What you should do: Write out the entries below once more, exactly.

Source data
■ ■ ■ ■ ■
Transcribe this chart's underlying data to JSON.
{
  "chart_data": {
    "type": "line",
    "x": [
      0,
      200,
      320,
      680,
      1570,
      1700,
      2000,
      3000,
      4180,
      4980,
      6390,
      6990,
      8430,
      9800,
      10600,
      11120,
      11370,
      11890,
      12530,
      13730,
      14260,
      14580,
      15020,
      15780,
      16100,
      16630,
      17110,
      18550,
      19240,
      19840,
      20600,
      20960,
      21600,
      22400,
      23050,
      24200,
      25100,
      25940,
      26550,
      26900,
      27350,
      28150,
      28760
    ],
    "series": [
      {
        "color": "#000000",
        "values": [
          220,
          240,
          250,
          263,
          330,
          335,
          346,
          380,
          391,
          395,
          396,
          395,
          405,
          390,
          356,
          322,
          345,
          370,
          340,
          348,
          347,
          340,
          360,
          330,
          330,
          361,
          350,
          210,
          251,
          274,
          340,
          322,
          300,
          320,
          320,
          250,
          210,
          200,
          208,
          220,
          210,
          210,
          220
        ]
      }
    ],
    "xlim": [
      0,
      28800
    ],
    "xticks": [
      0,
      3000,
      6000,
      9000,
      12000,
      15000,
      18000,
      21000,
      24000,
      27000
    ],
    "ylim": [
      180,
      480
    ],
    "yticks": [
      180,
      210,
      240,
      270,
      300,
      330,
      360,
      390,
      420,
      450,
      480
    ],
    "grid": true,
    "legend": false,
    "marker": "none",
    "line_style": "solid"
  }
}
■ ■ ■ ■ ■
Output for this task:
Transcribe this chart's underlying data to JSON.
{
  "chart_data": {
    "type": "line",
    "x": [
      0,
      200,
      320,
      680,
      1570,
      1700,
      2000,
      3000,
      4180,
      4980,
      6390,
      6990,
      8430,
      9800,
      10600,
      11120,
      11370,
      11890,
      12530,
      13730,
      14260,
      14580,
      15020,
      15780,
      16100,
      16630,
      17110,
      18550,
      19240,
      19840,
      20600,
      20960,
      21600,
      22400,
      23050,
      24200,
      25100,
      25940,
      26550,
      26900,
      27350,
      28150,
      28760
    ],
    "series": [
      {
        "color": "#000000",
        "values": [
          220,
          240,
          250,
          263,
          330,
          335,
          346,
          380,
          391,
          395,
          396,
          395,
          405,
          390,
          356,
          322,
          345,
          370,
          340,
          348,
          347,
          340,
          360,
          330,
          330,
          361,
          350,
          210,
          251,
          274,
          340,
          322,
          300,
          320,
          320,
          250,
          210,
          200,
          208,
          220,
          210,
          210,
          220
        ]
      }
    ],
    "xlim": [
      0,
      28800
    ],
    "xticks": [
      0,
      3000,
      6000,
      9000,
      12000,
      15000,
      18000,
      21000,
      24000,
      27000
    ],
    "ylim": [
      180,
      480
    ],
    "yticks": [
      180,
      210,
      240,
      270,
      300,
      330,
      360,
      390,
      420,
      450,
      480
    ],
    "grid": true,
    "legend": false,
    "marker": "none",
    "line_style": "solid"
  }
}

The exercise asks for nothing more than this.